What to work on: Write the material out again, line by line, exactly as it is.

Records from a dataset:
(begin)
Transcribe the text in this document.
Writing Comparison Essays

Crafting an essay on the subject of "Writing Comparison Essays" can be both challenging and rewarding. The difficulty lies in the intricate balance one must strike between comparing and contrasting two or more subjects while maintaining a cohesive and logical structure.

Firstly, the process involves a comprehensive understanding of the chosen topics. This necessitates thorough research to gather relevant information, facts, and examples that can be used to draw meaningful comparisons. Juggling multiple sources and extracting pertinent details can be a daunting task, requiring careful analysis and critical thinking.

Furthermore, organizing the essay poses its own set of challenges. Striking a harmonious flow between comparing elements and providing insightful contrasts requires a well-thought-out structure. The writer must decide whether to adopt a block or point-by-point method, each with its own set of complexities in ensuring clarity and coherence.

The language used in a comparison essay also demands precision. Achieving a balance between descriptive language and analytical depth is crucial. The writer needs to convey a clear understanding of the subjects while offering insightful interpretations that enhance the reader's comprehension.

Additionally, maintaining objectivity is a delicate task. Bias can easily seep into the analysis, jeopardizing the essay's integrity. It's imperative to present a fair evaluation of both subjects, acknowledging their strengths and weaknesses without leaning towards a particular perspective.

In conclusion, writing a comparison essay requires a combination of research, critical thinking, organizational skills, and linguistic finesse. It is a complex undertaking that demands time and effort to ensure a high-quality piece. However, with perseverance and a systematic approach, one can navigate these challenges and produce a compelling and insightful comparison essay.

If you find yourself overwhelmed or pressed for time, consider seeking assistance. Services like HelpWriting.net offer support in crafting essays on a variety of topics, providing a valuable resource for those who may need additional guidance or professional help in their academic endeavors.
(end)
Written answer:
Transcribe the text in this document.
Writing Comparison Essays

Crafting an essay on the subject of "Writing Comparison Essays" can be both challenging and rewarding. The difficulty lies in the intricate balance one must strike between comparing and contrasting two or more subjects while maintaining a cohesive and logical structure.

Firstly, the process involves a comprehensive understanding of the chosen topics. This necessitates thorough research to gather relevant information, facts, and examples that can be used to draw meaningful comparisons. Juggling multiple sources and extracting pertinent details can be a daunting task, requiring careful analysis and critical thinking.

Furthermore, organizing the essay poses its own set of challenges. Striking a harmonious flow between comparing elements and providing insightful contrasts requires a well-thought-out structure. The writer must decide whether to adopt a block or point-by-point method, each with its own set of complexities in ensuring clarity and coherence.

The language used in a comparison essay also demands precision. Achieving a balance between descriptive language and analytical depth is crucial. The writer needs to convey a clear understanding of the subjects while offering insightful interpretations that enhance the reader's comprehension.

Additionally, maintaining objectivity is a delicate task. Bias can easily seep into the analysis, jeopardizing the essay's integrity. It's imperative to present a fair evaluation of both subjects, acknowledging their strengths and weaknesses without leaning towards a particular perspective.

In conclusion, writing a comparison essay requires a combination of research, critical thinking, organizational skills, and linguistic finesse. It is a complex undertaking that demands time and effort to ensure a high-quality piece. However, with perseverance and a systematic approach, one can navigate these challenges and produce a compelling and insightful comparison essay.

If you find yourself overwhelmed or pressed for time, consider seeking assistance. Services like HelpWriting.net offer support in crafting essays on a variety of topics, providing a valuable resource for those who may need additional guidance or professional help in their academic endeavors.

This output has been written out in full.